### What is being asked
Will you write out all the entries below exactly?

### Information provided
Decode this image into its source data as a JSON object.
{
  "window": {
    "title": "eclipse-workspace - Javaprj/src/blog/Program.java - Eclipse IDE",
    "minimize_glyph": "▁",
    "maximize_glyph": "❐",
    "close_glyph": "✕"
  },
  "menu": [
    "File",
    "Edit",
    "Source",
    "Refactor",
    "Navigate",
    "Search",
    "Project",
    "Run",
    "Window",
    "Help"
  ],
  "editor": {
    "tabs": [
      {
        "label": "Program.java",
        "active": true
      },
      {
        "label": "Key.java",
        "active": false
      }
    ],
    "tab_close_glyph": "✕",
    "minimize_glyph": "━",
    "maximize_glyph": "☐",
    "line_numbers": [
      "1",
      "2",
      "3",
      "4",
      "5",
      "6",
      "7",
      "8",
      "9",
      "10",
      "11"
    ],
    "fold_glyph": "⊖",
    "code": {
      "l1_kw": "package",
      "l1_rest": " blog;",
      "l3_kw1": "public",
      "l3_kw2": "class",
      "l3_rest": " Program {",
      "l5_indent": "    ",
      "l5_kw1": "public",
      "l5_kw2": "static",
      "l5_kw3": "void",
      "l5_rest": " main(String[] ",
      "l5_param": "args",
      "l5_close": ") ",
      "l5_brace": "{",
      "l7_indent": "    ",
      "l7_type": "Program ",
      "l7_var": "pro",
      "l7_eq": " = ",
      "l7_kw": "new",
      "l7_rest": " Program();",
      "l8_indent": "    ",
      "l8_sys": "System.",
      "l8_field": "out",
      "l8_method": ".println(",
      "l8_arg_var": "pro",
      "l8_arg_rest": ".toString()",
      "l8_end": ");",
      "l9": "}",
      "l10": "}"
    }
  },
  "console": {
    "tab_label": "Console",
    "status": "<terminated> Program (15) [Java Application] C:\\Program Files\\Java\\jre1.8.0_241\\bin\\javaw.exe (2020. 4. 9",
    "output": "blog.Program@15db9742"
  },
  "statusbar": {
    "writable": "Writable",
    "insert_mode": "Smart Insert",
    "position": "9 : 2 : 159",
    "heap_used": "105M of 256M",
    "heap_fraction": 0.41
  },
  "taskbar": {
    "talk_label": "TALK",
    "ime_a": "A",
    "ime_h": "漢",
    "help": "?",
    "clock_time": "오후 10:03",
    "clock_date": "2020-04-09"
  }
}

### In response
Decode this image into its source data as a JSON object.
{
  "window": {
    "title": "eclipse-workspace - Javaprj/src/blog/Program.java - Eclipse IDE",
    "minimize_glyph": "▁",
    "maximize_glyph": "❐",
    "close_glyph": "✕"
  },
  "menu": [
    "File",
    "Edit",
    "Source",
    "Refactor",
    "Navigate",
    "Search",
    "Project",
    "Run",
    "Window",
    "Help"
  ],
  "editor": {
    "tabs": [
      {
        "label": "Program.java",
        "active": true
      },
      {
        "label": "Key.java",
        "active": false
      }
    ],
    "tab_close_glyph": "✕",
    "minimize_glyph": "━",
    "maximize_glyph": "☐",
    "line_numbers": [
      "1",
      "2",
      "3",
      "4",
      "5",
      "6",
      "7",
      "8",
      "9",
      "10",
      "11"
    ],
    "fold_glyph": "⊖",
    "code": {
      "l1_kw": "package",
      "l1_rest": " blog;",
      "l3_kw1": "public",
      "l3_kw2": "class",
      "l3_rest": " Program {",
      "l5_indent": "    ",
      "l5_kw1": "public",
      "l5_kw2": "static",
      "l5_kw3": "void",
      "l5_rest": " main(String[] ",
      "l5_param": "args",
      "l5_close": ") ",
      "l5_brace": "{",
      "l7_indent": "    ",
      "l7_type": "Program ",
      "l7_var": "pro",
      "l7_eq": " = ",
      "l7_kw": "new",
      "l7_rest": " Program();",
      "l8_indent": "    ",
      "l8_sys": "System.",
      "l8_field": "out",
      "l8_method": ".println(",
      "l8_arg_var": "pro",
      "l8_arg_rest": ".toString()",
      "l8_end": ");",
      "l9": "}",
      "l10": "}"
    }
  },
  "console": {
    "tab_label": "Console",
    "status": "<terminated> Program (15) [Java Application] C:\\Program Files\\Java\\jre1.8.0_241\\bin\\javaw.exe (2020. 4. 9",
    "output": "blog.Program@15db9742"
  },
  "statusbar": {
    "writable": "Writable",
    "insert_mode": "Smart Insert",
    "position": "9 : 2 : 159",
    "heap_used": "105M of 256M",
    "heap_fraction": 0.41
  },
  "taskbar": {
    "talk_label": "TALK",
    "ime_a": "A",
    "ime_h": "漢",
    "help": "?",
    "clock_time": "오후 10:03",
    "clock_date": "2020-04-09"
  }
}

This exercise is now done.